Aim: From the entries below, gather each line containing the word "pierwotnego".

--- Dataset records ---

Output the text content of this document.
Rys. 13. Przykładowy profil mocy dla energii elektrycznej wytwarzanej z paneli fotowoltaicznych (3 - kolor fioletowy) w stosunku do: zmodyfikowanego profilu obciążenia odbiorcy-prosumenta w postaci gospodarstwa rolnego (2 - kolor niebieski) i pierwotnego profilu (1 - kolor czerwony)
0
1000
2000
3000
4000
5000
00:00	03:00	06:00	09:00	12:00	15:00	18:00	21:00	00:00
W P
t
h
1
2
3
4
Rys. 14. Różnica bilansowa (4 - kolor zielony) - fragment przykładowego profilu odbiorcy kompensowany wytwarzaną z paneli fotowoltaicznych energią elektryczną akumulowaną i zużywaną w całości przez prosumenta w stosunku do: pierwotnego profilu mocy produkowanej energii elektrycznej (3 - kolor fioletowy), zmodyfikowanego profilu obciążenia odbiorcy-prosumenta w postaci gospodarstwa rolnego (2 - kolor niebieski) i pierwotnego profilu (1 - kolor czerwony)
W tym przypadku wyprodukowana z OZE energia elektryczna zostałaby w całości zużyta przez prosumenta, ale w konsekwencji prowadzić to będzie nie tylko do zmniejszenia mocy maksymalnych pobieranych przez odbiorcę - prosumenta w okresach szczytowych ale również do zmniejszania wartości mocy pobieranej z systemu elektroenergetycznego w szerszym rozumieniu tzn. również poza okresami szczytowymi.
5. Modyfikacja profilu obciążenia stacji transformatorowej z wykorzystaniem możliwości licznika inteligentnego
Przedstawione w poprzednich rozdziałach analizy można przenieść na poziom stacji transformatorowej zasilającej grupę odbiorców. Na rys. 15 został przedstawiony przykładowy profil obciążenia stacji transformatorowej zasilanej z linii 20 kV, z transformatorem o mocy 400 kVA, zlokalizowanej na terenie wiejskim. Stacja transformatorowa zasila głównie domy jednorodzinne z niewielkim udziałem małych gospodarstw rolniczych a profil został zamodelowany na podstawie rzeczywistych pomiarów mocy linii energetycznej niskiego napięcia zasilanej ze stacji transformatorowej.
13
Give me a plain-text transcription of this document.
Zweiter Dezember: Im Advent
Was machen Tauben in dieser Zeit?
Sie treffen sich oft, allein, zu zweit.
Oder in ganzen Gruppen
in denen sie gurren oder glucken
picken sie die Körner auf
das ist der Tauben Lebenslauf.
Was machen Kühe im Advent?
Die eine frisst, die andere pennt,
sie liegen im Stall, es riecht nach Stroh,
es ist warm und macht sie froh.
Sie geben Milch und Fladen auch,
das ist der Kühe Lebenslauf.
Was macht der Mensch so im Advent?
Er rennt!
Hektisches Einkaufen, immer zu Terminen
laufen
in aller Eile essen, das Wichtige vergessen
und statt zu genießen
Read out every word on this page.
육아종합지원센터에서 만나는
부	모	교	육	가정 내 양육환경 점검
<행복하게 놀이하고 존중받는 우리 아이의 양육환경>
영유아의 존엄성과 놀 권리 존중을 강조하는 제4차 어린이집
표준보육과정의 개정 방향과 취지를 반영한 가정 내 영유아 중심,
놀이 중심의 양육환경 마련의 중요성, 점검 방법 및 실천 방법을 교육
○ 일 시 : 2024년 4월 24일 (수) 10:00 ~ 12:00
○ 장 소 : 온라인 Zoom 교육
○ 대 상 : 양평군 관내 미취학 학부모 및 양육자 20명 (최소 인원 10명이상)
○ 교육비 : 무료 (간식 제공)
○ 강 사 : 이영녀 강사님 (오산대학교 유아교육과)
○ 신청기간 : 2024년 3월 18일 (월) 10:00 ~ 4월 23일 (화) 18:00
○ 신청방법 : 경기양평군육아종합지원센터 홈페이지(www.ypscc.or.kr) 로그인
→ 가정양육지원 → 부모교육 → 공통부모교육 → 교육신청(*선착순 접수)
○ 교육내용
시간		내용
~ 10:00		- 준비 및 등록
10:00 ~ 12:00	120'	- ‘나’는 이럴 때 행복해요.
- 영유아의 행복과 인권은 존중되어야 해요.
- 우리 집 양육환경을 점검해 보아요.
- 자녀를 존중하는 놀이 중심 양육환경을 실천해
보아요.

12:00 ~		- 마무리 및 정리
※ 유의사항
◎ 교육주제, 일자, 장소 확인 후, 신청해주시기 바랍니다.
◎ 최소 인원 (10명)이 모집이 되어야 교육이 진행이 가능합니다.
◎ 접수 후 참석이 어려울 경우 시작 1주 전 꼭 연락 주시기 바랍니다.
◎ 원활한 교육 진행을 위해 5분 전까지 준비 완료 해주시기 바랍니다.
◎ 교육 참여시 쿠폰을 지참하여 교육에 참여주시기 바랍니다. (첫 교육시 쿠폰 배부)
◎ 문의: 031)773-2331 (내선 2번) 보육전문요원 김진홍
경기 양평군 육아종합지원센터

---

Output of the exercise:
Rys. 13. Przykładowy profil mocy dla energii elektrycznej wytwarzanej z paneli fotowoltaicznych (3 - kolor fioletowy) w stosunku do: zmodyfikowanego profilu obciążenia odbiorcy-prosumenta w postaci gospodarstwa rolnego (2 - kolor niebieski) i pierwotnego profilu (1 - kolor czerwony)
Rys. 14. Różnica bilansowa (4 - kolor zielony) - fragment przykładowego profilu odbiorcy kompensowany wytwarzaną z paneli fotowoltaicznych energią elektryczną akumulowaną i zużywaną w całości przez prosumenta w stosunku do: pierwotnego profilu mocy produkowanej energii elektrycznej (3 - kolor fioletowy), zmodyfikowanego profilu obciążenia odbiorcy-prosumenta w postaci gospodarstwa rolnego (2 - kolor niebieski) i pierwotnego profilu (1 - kolor czerwony)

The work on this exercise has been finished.